### REQUIRED TASK:
Return the line containing "Give me the" and all lines after it exactly; stop at the end of the material.

....

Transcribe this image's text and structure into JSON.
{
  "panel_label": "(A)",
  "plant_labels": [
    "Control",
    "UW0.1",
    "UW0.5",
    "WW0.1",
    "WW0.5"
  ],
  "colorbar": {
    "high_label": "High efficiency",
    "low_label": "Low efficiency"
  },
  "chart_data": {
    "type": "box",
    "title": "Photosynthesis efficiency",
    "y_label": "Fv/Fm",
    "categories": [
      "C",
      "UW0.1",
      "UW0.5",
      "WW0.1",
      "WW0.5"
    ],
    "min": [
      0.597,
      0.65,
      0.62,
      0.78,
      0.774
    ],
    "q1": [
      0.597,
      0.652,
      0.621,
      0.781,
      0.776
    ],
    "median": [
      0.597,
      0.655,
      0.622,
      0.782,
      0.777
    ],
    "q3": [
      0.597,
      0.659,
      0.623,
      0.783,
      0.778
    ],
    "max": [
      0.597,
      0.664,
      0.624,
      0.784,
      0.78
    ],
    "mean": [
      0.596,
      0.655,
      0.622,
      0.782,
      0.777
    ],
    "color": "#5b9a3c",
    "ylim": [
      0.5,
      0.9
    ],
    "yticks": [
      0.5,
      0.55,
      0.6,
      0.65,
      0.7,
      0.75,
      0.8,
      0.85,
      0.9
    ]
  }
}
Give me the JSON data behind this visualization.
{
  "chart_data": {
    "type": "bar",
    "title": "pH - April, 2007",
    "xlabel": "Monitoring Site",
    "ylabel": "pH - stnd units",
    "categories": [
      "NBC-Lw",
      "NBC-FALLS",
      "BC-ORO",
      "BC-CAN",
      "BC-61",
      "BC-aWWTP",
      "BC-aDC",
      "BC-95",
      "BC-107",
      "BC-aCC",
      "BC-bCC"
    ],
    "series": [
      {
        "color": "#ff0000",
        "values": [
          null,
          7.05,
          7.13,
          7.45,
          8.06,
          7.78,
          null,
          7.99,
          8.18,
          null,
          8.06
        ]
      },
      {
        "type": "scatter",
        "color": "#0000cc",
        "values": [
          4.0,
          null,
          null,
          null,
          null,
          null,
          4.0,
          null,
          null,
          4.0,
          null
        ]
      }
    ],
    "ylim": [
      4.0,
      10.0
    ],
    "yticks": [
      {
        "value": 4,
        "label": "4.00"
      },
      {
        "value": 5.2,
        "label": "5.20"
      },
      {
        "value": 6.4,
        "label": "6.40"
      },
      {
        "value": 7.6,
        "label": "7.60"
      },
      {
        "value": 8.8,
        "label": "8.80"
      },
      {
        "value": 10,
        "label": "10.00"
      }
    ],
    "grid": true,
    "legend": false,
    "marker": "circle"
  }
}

....

### RESULT OF THIS TASK:
Give me the JSON data behind this visualization.
{
  "chart_data": {
    "type": "bar",
    "title": "pH - April, 2007",
    "xlabel": "Monitoring Site",
    "ylabel": "pH - stnd units",
    "categories": [
      "NBC-Lw",
      "NBC-FALLS",
      "BC-ORO",
      "BC-CAN",
      "BC-61",
      "BC-aWWTP",
      "BC-aDC",
      "BC-95",
      "BC-107",
      "BC-aCC",
      "BC-bCC"
    ],
    "series": [
      {
        "color": "#ff0000",
        "values": [
          null,
          7.05,
          7.13,
          7.45,
          8.06,
          7.78,
          null,
          7.99,
          8.18,
          null,
          8.06
        ]
      },
      {
        "type": "scatter",
        "color": "#0000cc",
        "values": [
          4.0,
          null,
          null,
          null,
          null,
          null,
          4.0,
          null,
          null,
          4.0,
          null
        ]
      }
    ],
    "ylim": [
      4.0,
      10.0
    ],
    "yticks": [
      {
        "value": 4,
        "label": "4.00"
      },
      {
        "value": 5.2,
        "label": "5.20"
      },
      {
        "value": 6.4,
        "label": "6.40"
      },
      {
        "value": 7.6,
        "label": "7.60"
      },
      {
        "value": 8.8,
        "label": "8.80"
      },
      {
        "value": 10,
        "label": "10.00"
      }
    ],
    "grid": true,
    "legend": false,
    "marker": "circle"
  }
}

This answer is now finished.